**WHAT TO WORK ON:** Lines that contain the string "content" are to be copied; leave out all others.

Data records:
#####

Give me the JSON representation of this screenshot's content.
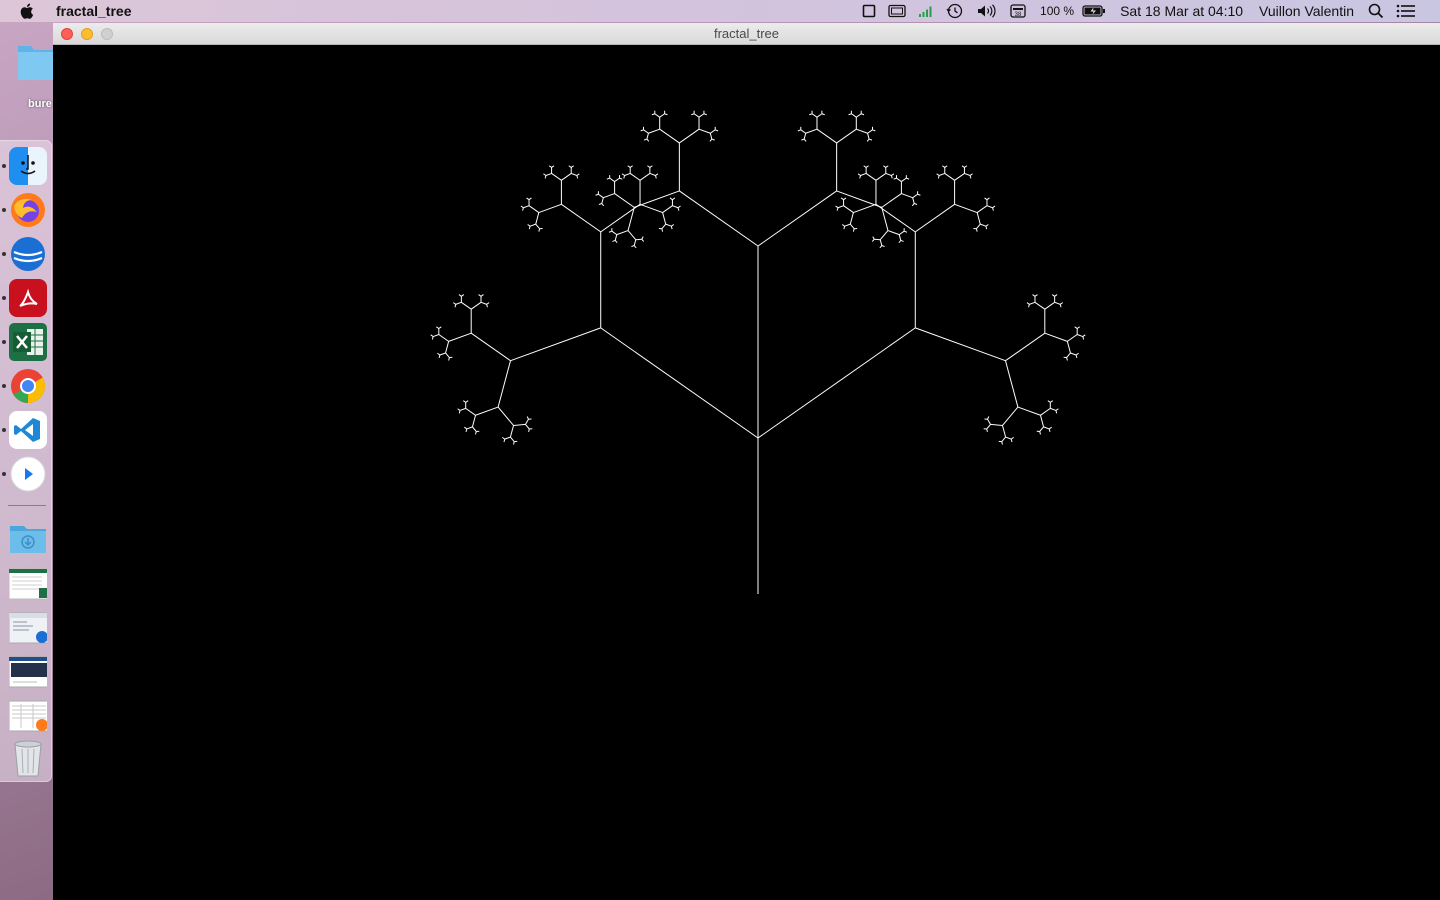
{
  "menubar": {
    "app_name": "fractal_tree",
    "battery_percent": "100 %",
    "datetime": "Sat 18 Mar at  04:10",
    "user": "Vuillon Valentin"
  },
  "desktop": {
    "folder_label": "bure"
  },
  "dock": {
    "apps": [
      {
        "icon": "finder-icon",
        "running": true
      },
      {
        "icon": "firefox-icon",
        "running": true
      },
      {
        "icon": "thunderbird-icon",
        "running": true
      },
      {
        "icon": "acrobat-icon",
        "running": true
      },
      {
        "icon": "excel-icon",
        "running": true
      },
      {
        "icon": "chrome-icon",
        "running": true
      },
      {
        "icon": "vscode-icon",
        "running": true
      },
      {
        "icon": "quicktime-icon",
        "running": true
      }
    ],
    "stack": [
      "downloads-folder-icon",
      "excel-doc-icon",
      "mail-doc-icon",
      "vscode-doc-icon",
      "firefox-doc-icon",
      "trash-icon"
    ]
  },
  "window": {
    "title": "fractal_tree",
    "background": "#000000"
  },
  "fractal": {
    "stroke_color": "#ffffff",
    "depth": 6,
    "length_ratio": 0.5,
    "branch_angle_deg": 55
  }
}
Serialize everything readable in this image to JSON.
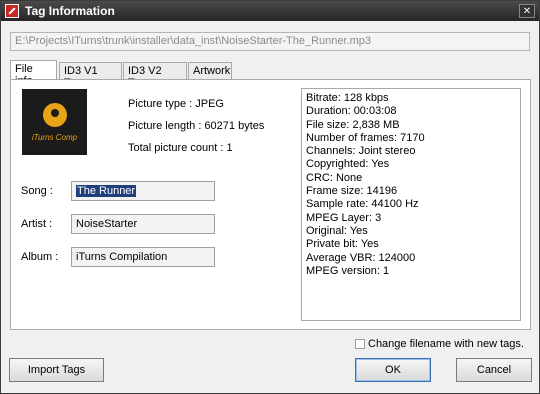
{
  "window": {
    "title": "Tag Information",
    "close_glyph": "✕"
  },
  "file_path": "E:\\Projects\\ITurns\\trunk\\installer\\data_inst\\NoiseStarter-The_Runner.mp3",
  "tabs": [
    {
      "label": "File info"
    },
    {
      "label": "ID3 V1 Tag"
    },
    {
      "label": "ID3 V2 Tag"
    },
    {
      "label": "Artwork"
    }
  ],
  "cover": {
    "text": "iTurns Comp"
  },
  "picture": {
    "type": "Picture type : JPEG",
    "length": "Picture length : 60271 bytes",
    "count": "Total picture count : 1"
  },
  "fields": {
    "song_label": "Song :",
    "song_value": "The Runner",
    "artist_label": "Artist :",
    "artist_value": "NoiseStarter",
    "album_label": "Album :",
    "album_value": "iTurns Compilation"
  },
  "info_lines": [
    "Bitrate: 128 kbps",
    "Duration: 00:03:08",
    "File size: 2,838 MB",
    "Number of frames: 7170",
    "Channels: Joint stereo",
    "Copyrighted: Yes",
    "CRC: None",
    "Frame size: 14196",
    "Sample rate: 44100 Hz",
    "MPEG Layer: 3",
    "Original: Yes",
    "Private bit: Yes",
    "Average VBR: 124000",
    "MPEG version: 1"
  ],
  "rename_checkbox": {
    "label": "Change filename with new tags.",
    "checked": false
  },
  "buttons": {
    "import": "Import Tags",
    "ok": "OK",
    "cancel": "Cancel"
  }
}
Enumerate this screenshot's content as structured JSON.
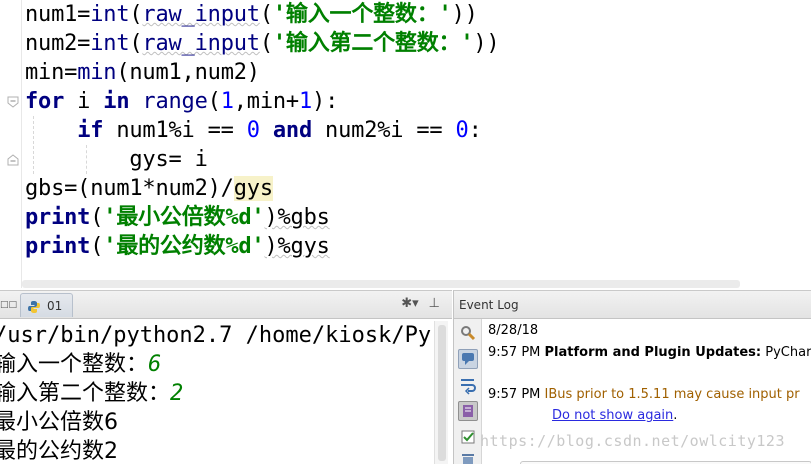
{
  "editor": {
    "lines": [
      {
        "segments": [
          {
            "t": "num1=",
            "c": "plain"
          },
          {
            "t": "int",
            "c": "bi"
          },
          {
            "t": "(",
            "c": "plain"
          },
          {
            "t": "raw_input",
            "c": "bi",
            "ul": true
          },
          {
            "t": "(",
            "c": "plain"
          },
          {
            "t": "'输入一个整数：'",
            "c": "str"
          },
          {
            "t": "))",
            "c": "plain"
          }
        ]
      },
      {
        "segments": [
          {
            "t": "num2=",
            "c": "plain"
          },
          {
            "t": "int",
            "c": "bi"
          },
          {
            "t": "(",
            "c": "plain"
          },
          {
            "t": "raw_input",
            "c": "bi",
            "ul": true
          },
          {
            "t": "(",
            "c": "plain"
          },
          {
            "t": "'输入第二个整数：'",
            "c": "str"
          },
          {
            "t": "))",
            "c": "plain"
          }
        ]
      },
      {
        "segments": [
          {
            "t": "min=",
            "c": "plain"
          },
          {
            "t": "min",
            "c": "bi"
          },
          {
            "t": "(num1,num2)",
            "c": "plain"
          }
        ]
      },
      {
        "segments": [
          {
            "t": "for",
            "c": "kw"
          },
          {
            "t": " i ",
            "c": "plain"
          },
          {
            "t": "in",
            "c": "kw"
          },
          {
            "t": " ",
            "c": "plain"
          },
          {
            "t": "range",
            "c": "bi"
          },
          {
            "t": "(",
            "c": "plain"
          },
          {
            "t": "1",
            "c": "num"
          },
          {
            "t": ",min+",
            "c": "plain"
          },
          {
            "t": "1",
            "c": "num"
          },
          {
            "t": "):",
            "c": "plain"
          }
        ]
      },
      {
        "segments": [
          {
            "t": "    ",
            "c": "plain"
          },
          {
            "t": "if",
            "c": "kw"
          },
          {
            "t": " num1%i == ",
            "c": "plain"
          },
          {
            "t": "0",
            "c": "num"
          },
          {
            "t": " ",
            "c": "plain"
          },
          {
            "t": "and",
            "c": "kw"
          },
          {
            "t": " num2%i == ",
            "c": "plain"
          },
          {
            "t": "0",
            "c": "num"
          },
          {
            "t": ":",
            "c": "plain"
          }
        ]
      },
      {
        "segments": [
          {
            "t": "        gys= i",
            "c": "plain"
          }
        ]
      },
      {
        "segments": [
          {
            "t": "gbs=(num1*num2)/",
            "c": "plain"
          },
          {
            "t": "gys",
            "c": "hl"
          }
        ]
      },
      {
        "segments": [
          {
            "t": "print",
            "c": "kw"
          },
          {
            "t": "(",
            "c": "plain"
          },
          {
            "t": "'最小公倍数%d'",
            "c": "str"
          },
          {
            "t": ")%gbs",
            "c": "plain",
            "ul": true
          }
        ]
      },
      {
        "segments": [
          {
            "t": "print",
            "c": "kw"
          },
          {
            "t": "(",
            "c": "plain"
          },
          {
            "t": "'最的公约数%d'",
            "c": "str"
          },
          {
            "t": ")%gys",
            "c": "plain",
            "ul": true
          }
        ]
      }
    ]
  },
  "run": {
    "left_icon": "□□",
    "tab_label": "01",
    "tool_gear": "✱▾",
    "tool_pin": "⊥",
    "console": {
      "command": "/usr/bin/python2.7 /home/kiosk/Py",
      "prompt1": "输入一个整数：",
      "input1": "6",
      "prompt2": "输入第二个整数：",
      "input2": "2",
      "out1": "最小公倍数6",
      "out2": "最的公约数2"
    }
  },
  "event_log": {
    "title": "Event Log",
    "date": "8/28/18",
    "entry1_time": "9:57 PM",
    "entry1_text": "Platform and Plugin Updates:",
    "entry1_rest": " PyCharm",
    "entry2_time": "9:57 PM",
    "entry2_text": "IBus prior to 1.5.11 may cause input pr",
    "entry2_link": "Do not show again",
    "entry2_after": "."
  },
  "watermark": "https://blog.csdn.net/owlcity123",
  "colors": {
    "keyword": "#000080",
    "string": "#008000",
    "number": "#0000ff",
    "warning": "#a06000",
    "link": "#2a2adf"
  }
}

#####

**RESPONSE TO THIS EXERCISE:**
Give me the JSON representation of this screenshot's content.
Enumerate this screenshot's content as structured JSON.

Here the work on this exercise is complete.